Write out the material again word for word, dropping any images it holds.

· · · ·

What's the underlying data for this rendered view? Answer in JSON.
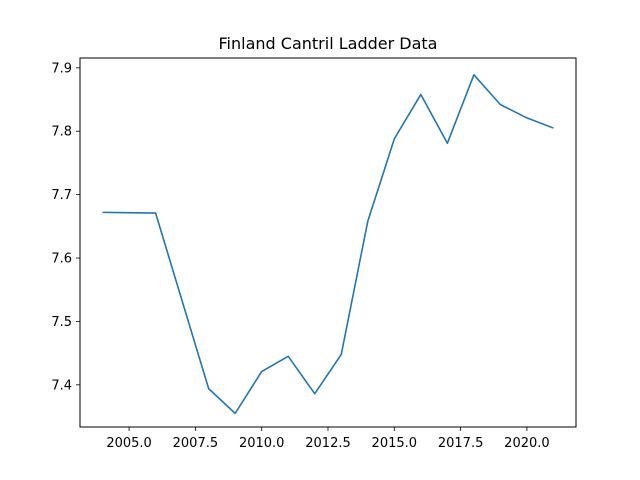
{
  "chart_data": {
    "type": "line",
    "title": "Finland Cantril Ladder Data",
    "xlabel": "",
    "ylabel": "",
    "xlim": [
      2003.15,
      2021.85
    ],
    "ylim": [
      7.3335,
      7.9155
    ],
    "x_ticks": [
      2005.0,
      2007.5,
      2010.0,
      2012.5,
      2015.0,
      2017.5,
      2020.0
    ],
    "x_tick_labels": [
      "2005.0",
      "2007.5",
      "2010.0",
      "2012.5",
      "2015.0",
      "2017.5",
      "2020.0"
    ],
    "y_ticks": [
      7.4,
      7.5,
      7.6,
      7.7,
      7.8,
      7.9
    ],
    "y_tick_labels": [
      "7.4",
      "7.5",
      "7.6",
      "7.7",
      "7.8",
      "7.9"
    ],
    "grid": false,
    "series": [
      {
        "color": "#1f77b4",
        "x": [
          2004,
          2006,
          2008,
          2009,
          2010,
          2011,
          2012,
          2013,
          2014,
          2015,
          2016,
          2017,
          2018,
          2019,
          2020,
          2021
        ],
        "y": [
          7.672,
          7.671,
          7.394,
          7.355,
          7.421,
          7.445,
          7.386,
          7.448,
          7.658,
          7.788,
          7.858,
          7.781,
          7.889,
          7.842,
          7.821,
          7.805
        ]
      }
    ]
  }
}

· · · ·

- Full output
What's the underlying data for this rendered view? Answer in JSON.
{
  "chart_data": {
    "type": "line",
    "title": "Finland Cantril Ladder Data",
    "xlabel": "",
    "ylabel": "",
    "xlim": [
      2003.15,
      2021.85
    ],
    "ylim": [
      7.3335,
      7.9155
    ],
    "x_ticks": [
      2005.0,
      2007.5,
      2010.0,
      2012.5,
      2015.0,
      2017.5,
      2020.0
    ],
    "x_tick_labels": [
      "2005.0",
      "2007.5",
      "2010.0",
      "2012.5",
      "2015.0",
      "2017.5",
      "2020.0"
    ],
    "y_ticks": [
      7.4,
      7.5,
      7.6,
      7.7,
      7.8,
      7.9
    ],
    "y_tick_labels": [
      "7.4",
      "7.5",
      "7.6",
      "7.7",
      "7.8",
      "7.9"
    ],
    "grid": false,
    "series": [
      {
        "color": "#1f77b4",
        "x": [
          2004,
          2006,
          2008,
          2009,
          2010,
          2011,
          2012,
          2013,
          2014,
          2015,
          2016,
          2017,
          2018,
          2019,
          2020,
          2021
        ],
        "y": [
          7.672,
          7.671,
          7.394,
          7.355,
          7.421,
          7.445,
          7.386,
          7.448,
          7.658,
          7.788,
          7.858,
          7.781,
          7.889,
          7.842,
          7.821,
          7.805
        ]
      }
    ]
  }
}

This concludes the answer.